- [Directions for this task]:
Repeat the data that follows, word for word, without the images.
**** Data to use ****
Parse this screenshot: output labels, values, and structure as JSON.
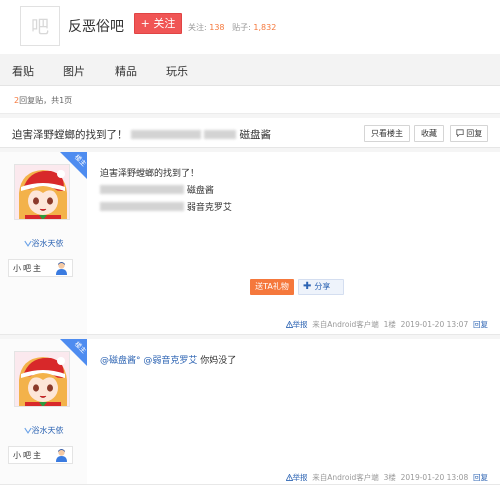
{
  "forum": {
    "logo_char": "吧",
    "name": "反恶俗吧",
    "follow_label": "+ 关注",
    "members_label": "关注:",
    "members": "138",
    "posts_label": "贴子:",
    "posts": "1,832"
  },
  "nav": {
    "tabs": [
      "看贴",
      "图片",
      "精品",
      "玩乐"
    ]
  },
  "pager": {
    "count": "2",
    "text": "回复贴，共1页"
  },
  "thread": {
    "title_start": "迫害泽野螳螂的找到了！",
    "title_end": "磁盘酱",
    "only_op_label": "只看楼主",
    "favorite_label": "收藏",
    "reply_label": "回复"
  },
  "posts": [
    {
      "badge": "楼主",
      "username": "浴水天依",
      "role": "小吧主",
      "line1": "迫害泽野螳螂的找到了！",
      "line2_end": "磁盘酱",
      "line3_end": "弱音克罗艾",
      "gift_label": "送TA礼物",
      "share_label": "分享",
      "report_label": "举报",
      "source": "来自Android客户端",
      "floor": "1楼",
      "time": "2019-01-20 13:07",
      "reply": "回复"
    },
    {
      "badge": "楼主",
      "username": "浴水天依",
      "role": "小吧主",
      "mention1": "@磁盘酱°",
      "mention2": "@弱音克罗艾",
      "text": "你妈没了",
      "report_label": "举报",
      "source": "来自Android客户端",
      "floor": "3楼",
      "time": "2019-01-20 13:08",
      "reply": "回复"
    }
  ],
  "colors": {
    "accent": "#f05555",
    "link": "#2d64b3",
    "orange": "#f5783c",
    "badge": "#4e8cf0"
  }
}
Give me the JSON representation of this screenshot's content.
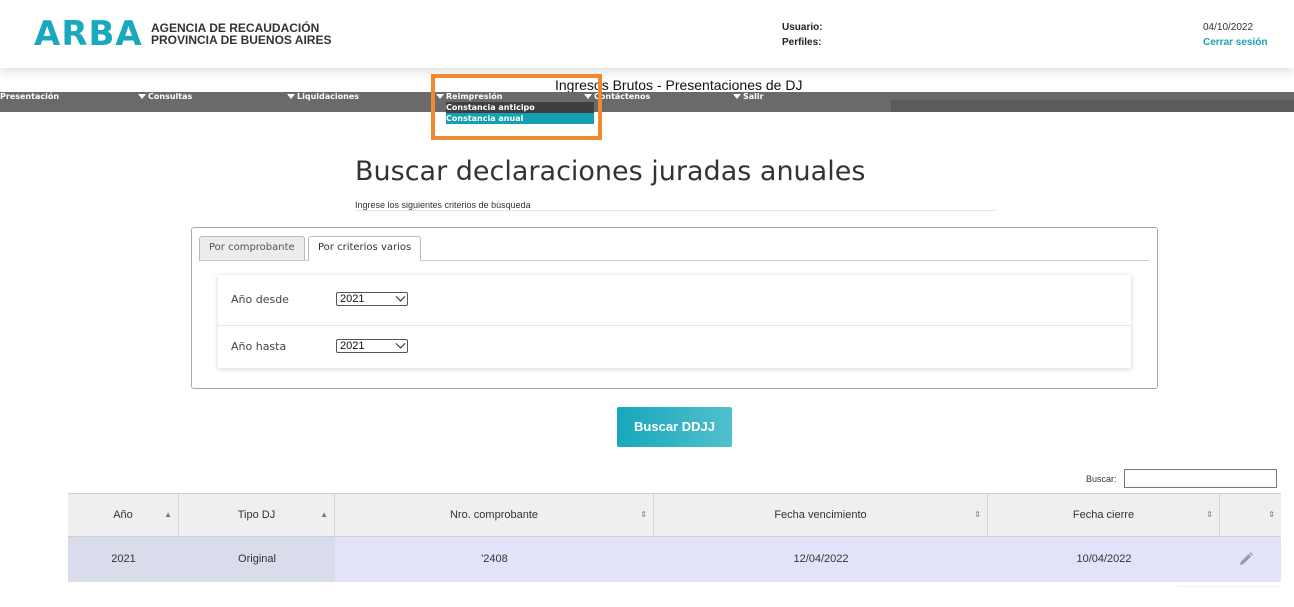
{
  "header": {
    "logo": "ARBA",
    "agency_line1": "AGENCIA DE RECAUDACIÓN",
    "agency_line2": "PROVINCIA DE BUENOS AIRES",
    "usuario_label": "Usuario:",
    "perfiles_label": "Perfiles:",
    "date": "04/10/2022",
    "logout": "Cerrar sesión"
  },
  "page_title": "Ingresos Brutos - Presentaciones de DJ",
  "menu": {
    "items": [
      {
        "label": "Presentación",
        "has_arrow": false
      },
      {
        "label": "Consultas",
        "has_arrow": true
      },
      {
        "label": "Liquidaciones",
        "has_arrow": true
      },
      {
        "label": "Reimpresión",
        "has_arrow": true
      },
      {
        "label": "Contáctenos",
        "has_arrow": true
      },
      {
        "label": "Salir",
        "has_arrow": true
      }
    ],
    "dropdown": [
      "Constancia anticipo",
      "Constancia anual"
    ]
  },
  "main": {
    "heading": "Buscar declaraciones juradas anuales",
    "subtext": "Ingrese los siguientes criterios de búsqueda",
    "tabs": [
      {
        "label": "Por comprobante",
        "active": false
      },
      {
        "label": "Por criterios varios",
        "active": true
      }
    ],
    "fields": [
      {
        "label": "Año desde",
        "value": "2021"
      },
      {
        "label": "Año hasta",
        "value": "2021"
      }
    ],
    "search_button": "Buscar DDJJ"
  },
  "table": {
    "search_label": "Buscar:",
    "search_value": "",
    "columns": [
      "Año",
      "Tipo DJ",
      "Nro. comprobante",
      "Fecha vencimiento",
      "Fecha cierre",
      ""
    ],
    "rows": [
      {
        "anio": "2021",
        "tipo": "Original",
        "nro": "'2408",
        "vencimiento": "12/04/2022",
        "cierre": "10/04/2022"
      }
    ]
  },
  "colors": {
    "accent": "#1aa8bf",
    "menu_bg": "#6a6a6a",
    "highlight": "#f08a30"
  }
}
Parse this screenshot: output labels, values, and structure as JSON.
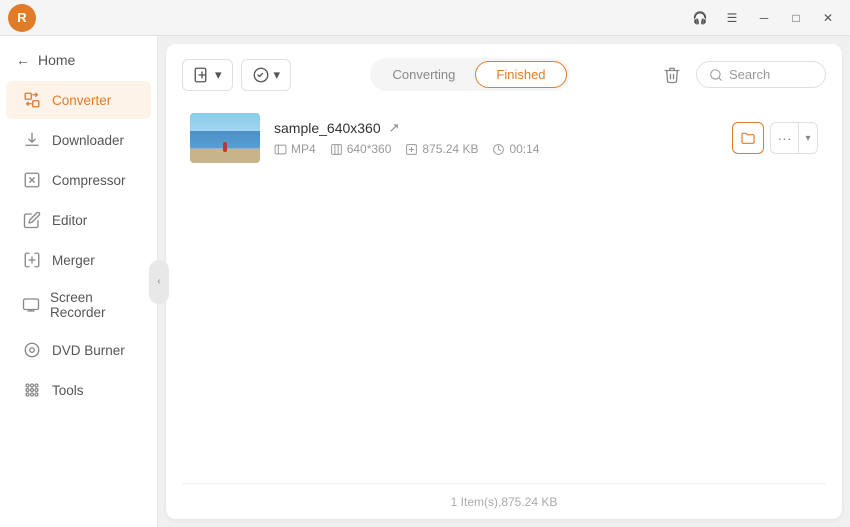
{
  "titlebar": {
    "avatar_label": "R",
    "btn_headphones": "🎧",
    "btn_menu": "☰",
    "btn_minimize": "─",
    "btn_maximize": "□",
    "btn_close": "✕"
  },
  "sidebar": {
    "home_label": "Home",
    "items": [
      {
        "id": "converter",
        "label": "Converter",
        "icon": "converter",
        "active": true
      },
      {
        "id": "downloader",
        "label": "Downloader",
        "icon": "downloader",
        "active": false
      },
      {
        "id": "compressor",
        "label": "Compressor",
        "icon": "compressor",
        "active": false
      },
      {
        "id": "editor",
        "label": "Editor",
        "icon": "editor",
        "active": false
      },
      {
        "id": "merger",
        "label": "Merger",
        "icon": "merger",
        "active": false
      },
      {
        "id": "screen-recorder",
        "label": "Screen Recorder",
        "icon": "screen-recorder",
        "active": false
      },
      {
        "id": "dvd-burner",
        "label": "DVD Burner",
        "icon": "dvd-burner",
        "active": false
      },
      {
        "id": "tools",
        "label": "Tools",
        "icon": "tools",
        "active": false
      }
    ]
  },
  "toolbar": {
    "add_file_label": "",
    "add_btn_arrow": "▾",
    "convert_btn_arrow": "▾",
    "delete_icon": "🗑",
    "search_placeholder": "Search"
  },
  "tabs": {
    "converting_label": "Converting",
    "finished_label": "Finished",
    "active": "finished"
  },
  "file": {
    "name": "sample_640x360",
    "format": "MP4",
    "resolution": "640*360",
    "size": "875.24 KB",
    "duration": "00:14"
  },
  "footer": {
    "summary": "1 Item(s),875.24 KB"
  }
}
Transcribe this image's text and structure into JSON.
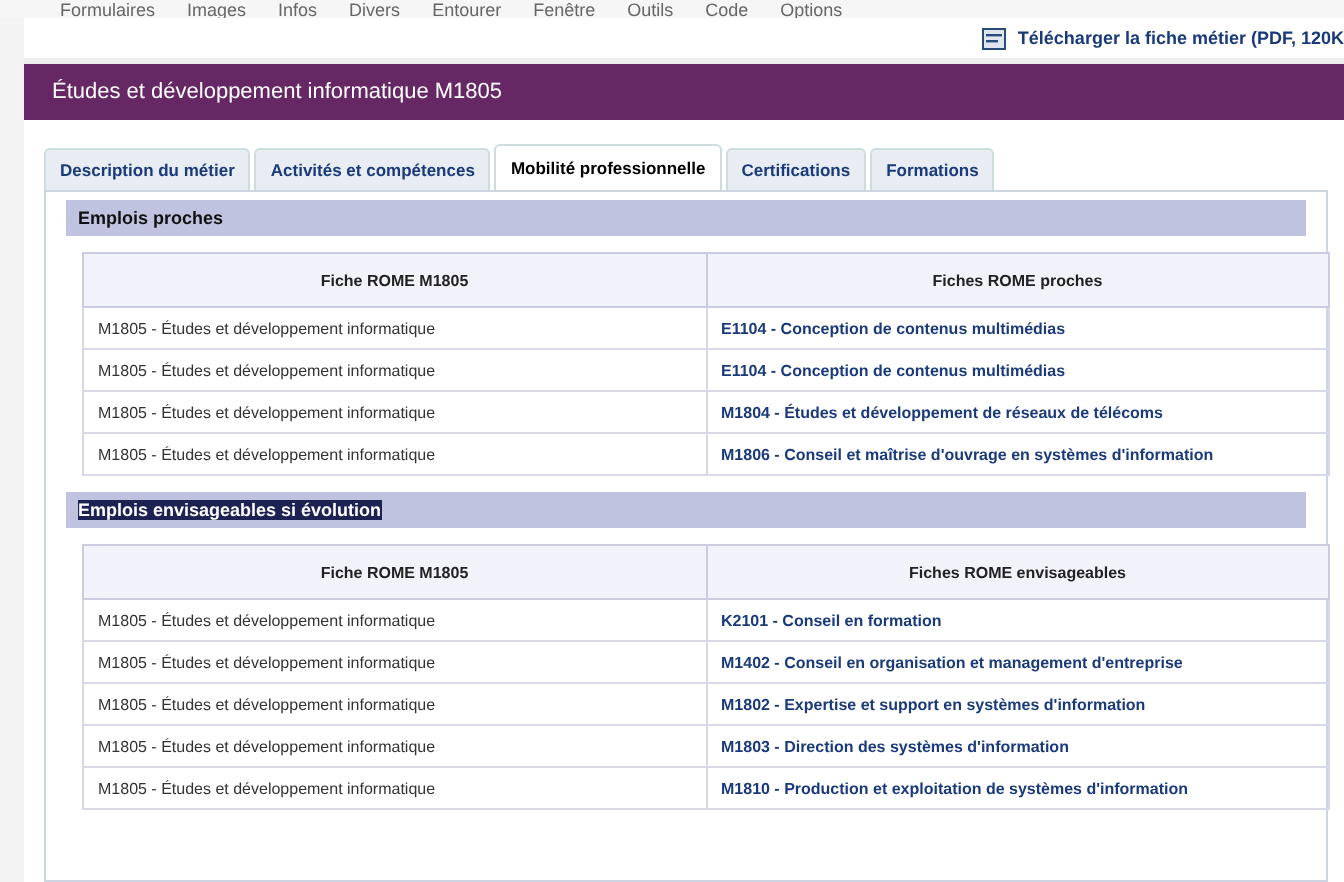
{
  "toolbar": {
    "items": [
      "Formulaires",
      "Images",
      "Infos",
      "Divers",
      "Entourer",
      "Fenêtre",
      "Outils",
      "Code",
      "Options"
    ]
  },
  "download_link": "Télécharger la fiche métier (PDF, 120K",
  "title": "Études et développement informatique M1805",
  "tabs": [
    {
      "label": "Description du métier",
      "selected": false
    },
    {
      "label": "Activités et compétences",
      "selected": false
    },
    {
      "label": "Mobilité professionnelle",
      "selected": true
    },
    {
      "label": "Certifications",
      "selected": false
    },
    {
      "label": "Formations",
      "selected": false
    }
  ],
  "sections": [
    {
      "heading": "Emplois proches",
      "selected": false,
      "columns": [
        "Fiche ROME M1805",
        "Fiches ROME proches"
      ],
      "rows": [
        [
          "M1805 - Études et développement informatique",
          "E1104 - Conception de contenus multimédias"
        ],
        [
          "M1805 - Études et développement informatique",
          "E1104 - Conception de contenus multimédias"
        ],
        [
          "M1805 - Études et développement informatique",
          "M1804 - Études et développement de réseaux de télécoms"
        ],
        [
          "M1805 - Études et développement informatique",
          "M1806 - Conseil et maîtrise d'ouvrage en systèmes d'information"
        ]
      ]
    },
    {
      "heading": "Emplois envisageables si évolution",
      "selected": true,
      "columns": [
        "Fiche ROME M1805",
        "Fiches ROME envisageables"
      ],
      "rows": [
        [
          "M1805 - Études et développement informatique",
          "K2101 - Conseil en formation"
        ],
        [
          "M1805 - Études et développement informatique",
          "M1402 - Conseil en organisation et management d'entreprise"
        ],
        [
          "M1805 - Études et développement informatique",
          "M1802 - Expertise et support en systèmes d'information"
        ],
        [
          "M1805 - Études et développement informatique",
          "M1803 - Direction des systèmes d'information"
        ],
        [
          "M1805 - Études et développement informatique",
          "M1810 - Production et exploitation de systèmes d'information"
        ]
      ]
    }
  ]
}
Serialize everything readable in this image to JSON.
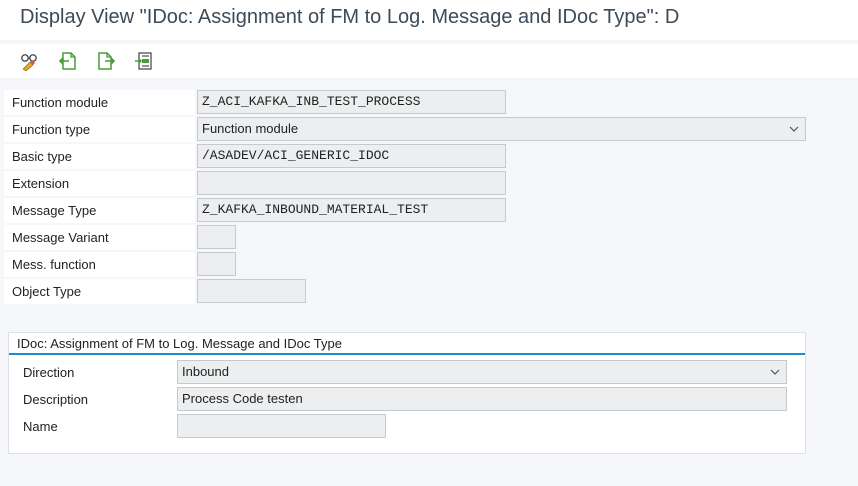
****
- [Finished answer]:
Parse this screenshot: output labels, values, and structure as JSON.
{
  "forum": {
    "logo_char": "吧",
    "name": "反恶俗吧",
    "follow_label": "+ 关注",
    "members_label": "关注:",
    "members": "138",
    "posts_label": "贴子:",
    "posts": "1,832"
  },
  "nav": {
    "tabs": [
      "看贴",
      "图片",
      "精品",
      "玩乐"
    ]
  },
  "pager": {
    "count": "2",
    "text": "回复贴，共1页"
  },
  "thread": {
    "title_start": "迫害泽野螳螂的找到了！",
    "title_end": "磁盘酱",
    "only_op_label": "只看楼主",
    "favorite_label": "收藏",
    "reply_label": "回复"
  },
  "posts": [
    {
      "badge": "楼主",
      "username": "浴水天依",
      "role": "小吧主",
      "line1": "迫害泽野螳螂的找到了！",
      "line2_end": "磁盘酱",
      "line3_end": "弱音克罗艾",
      "gift_label": "送TA礼物",
      "share_label": "分享",
      "report_label": "举报",
      "source": "来自Android客户端",
      "floor": "1楼",
      "time": "2019-01-20 13:07",
      "reply": "回复"
    },
    {
      "badge": "楼主",
      "username": "浴水天依",
      "role": "小吧主",
      "mention1": "@磁盘酱°",
      "mention2": "@弱音克罗艾",
      "text": "你妈没了",
      "report_label": "举报",
      "source": "来自Android客户端",
      "floor": "3楼",
      "time": "2019-01-20 13:08",
      "reply": "回复"
    }
  ],
  "colors": {
    "accent": "#f05555",
    "link": "#2d64b3",
    "orange": "#f5783c",
    "badge": "#4e8cf0"
  }
}
Give me the JSON representation of this screenshot's content.
{
  "header": {
    "logo": "ARBA",
    "agency_line1": "AGENCIA DE RECAUDACIÓN",
    "agency_line2": "PROVINCIA DE BUENOS AIRES",
    "usuario_label": "Usuario:",
    "perfiles_label": "Perfiles:",
    "date": "04/10/2022",
    "logout": "Cerrar sesión"
  },
  "page_title": "Ingresos Brutos - Presentaciones de DJ",
  "menu": {
    "items": [
      {
        "label": "Presentación",
        "has_arrow": false
      },
      {
        "label": "Consultas",
        "has_arrow": true
      },
      {
        "label": "Liquidaciones",
        "has_arrow": true
      },
      {
        "label": "Reimpresión",
        "has_arrow": true
      },
      {
        "label": "Contáctenos",
        "has_arrow": true
      },
      {
        "label": "Salir",
        "has_arrow": true
      }
    ],
    "dropdown": [
      "Constancia anticipo",
      "Constancia anual"
    ]
  },
  "main": {
    "heading": "Buscar declaraciones juradas anuales",
    "subtext": "Ingrese los siguientes criterios de búsqueda",
    "tabs": [
      {
        "label": "Por comprobante",
        "active": false
      },
      {
        "label": "Por criterios varios",
        "active": true
      }
    ],
    "fields": [
      {
        "label": "Año desde",
        "value": "2021"
      },
      {
        "label": "Año hasta",
        "value": "2021"
      }
    ],
    "search_button": "Buscar DDJJ"
  },
  "table": {
    "search_label": "Buscar:",
    "search_value": "",
    "columns": [
      "Año",
      "Tipo DJ",
      "Nro. comprobante",
      "Fecha vencimiento",
      "Fecha cierre",
      ""
    ],
    "rows": [
      {
        "anio": "2021",
        "tipo": "Original",
        "nro": "'2408",
        "vencimiento": "12/04/2022",
        "cierre": "10/04/2022"
      }
    ]
  },
  "colors": {
    "accent": "#1aa8bf",
    "menu_bg": "#6a6a6a",
    "highlight": "#f08a30"
  }
}
Parse this screenshot: output labels, values, and structure as JSON.
{
  "titlebar": {
    "avatar_label": "R",
    "btn_headphones": "🎧",
    "btn_menu": "☰",
    "btn_minimize": "─",
    "btn_maximize": "□",
    "btn_close": "✕"
  },
  "sidebar": {
    "home_label": "Home",
    "items": [
      {
        "id": "converter",
        "label": "Converter",
        "icon": "converter",
        "active": true
      },
      {
        "id": "downloader",
        "label": "Downloader",
        "icon": "downloader",
        "active": false
      },
      {
        "id": "compressor",
        "label": "Compressor",
        "icon": "compressor",
        "active": false
      },
      {
        "id": "editor",
        "label": "Editor",
        "icon": "editor",
        "active": false
      },
      {
        "id": "merger",
        "label": "Merger",
        "icon": "merger",
        "active": false
      },
      {
        "id": "screen-recorder",
        "label": "Screen Recorder",
        "icon": "screen-recorder",
        "active": false
      },
      {
        "id": "dvd-burner",
        "label": "DVD Burner",
        "icon": "dvd-burner",
        "active": false
      },
      {
        "id": "tools",
        "label": "Tools",
        "icon": "tools",
        "active": false
      }
    ]
  },
  "toolbar": {
    "add_file_label": "",
    "add_btn_arrow": "▾",
    "convert_btn_arrow": "▾",
    "delete_icon": "🗑",
    "search_placeholder": "Search"
  },
  "tabs": {
    "converting_label": "Converting",
    "finished_label": "Finished",
    "active": "finished"
  },
  "file": {
    "name": "sample_640x360",
    "format": "MP4",
    "resolution": "640*360",
    "size": "875.24 KB",
    "duration": "00:14"
  },
  "footer": {
    "summary": "1 Item(s),875.24 KB"
  }
}
Transcribe this image's text and structure into JSON.
{
  "toolbar": {
    "items": [
      "Formulaires",
      "Images",
      "Infos",
      "Divers",
      "Entourer",
      "Fenêtre",
      "Outils",
      "Code",
      "Options"
    ]
  },
  "download_link": "Télécharger la fiche métier (PDF, 120K",
  "title": "Études et développement informatique M1805",
  "tabs": [
    {
      "label": "Description du métier",
      "selected": false
    },
    {
      "label": "Activités et compétences",
      "selected": false
    },
    {
      "label": "Mobilité professionnelle",
      "selected": true
    },
    {
      "label": "Certifications",
      "selected": false
    },
    {
      "label": "Formations",
      "selected": false
    }
  ],
  "sections": [
    {
      "heading": "Emplois proches",
      "selected": false,
      "columns": [
        "Fiche ROME M1805",
        "Fiches ROME proches"
      ],
      "rows": [
        [
          "M1805 - Études et développement informatique",
          "E1104 - Conception de contenus multimédias"
        ],
        [
          "M1805 - Études et développement informatique",
          "E1104 - Conception de contenus multimédias"
        ],
        [
          "M1805 - Études et développement informatique",
          "M1804 - Études et développement de réseaux de télécoms"
        ],
        [
          "M1805 - Études et développement informatique",
          "M1806 - Conseil et maîtrise d'ouvrage en systèmes d'information"
        ]
      ]
    },
    {
      "heading": "Emplois envisageables si évolution",
      "selected": true,
      "columns": [
        "Fiche ROME M1805",
        "Fiches ROME envisageables"
      ],
      "rows": [
        [
          "M1805 - Études et développement informatique",
          "K2101 - Conseil en formation"
        ],
        [
          "M1805 - Études et développement informatique",
          "M1402 - Conseil en organisation et management d'entreprise"
        ],
        [
          "M1805 - Études et développement informatique",
          "M1802 - Expertise et support en systèmes d'information"
        ],
        [
          "M1805 - Études et développement informatique",
          "M1803 - Direction des systèmes d'information"
        ],
        [
          "M1805 - Études et développement informatique",
          "M1810 - Production et exploitation de systèmes d'information"
        ]
      ]
    }
  ]
}
Serialize everything readable in this image to JSON.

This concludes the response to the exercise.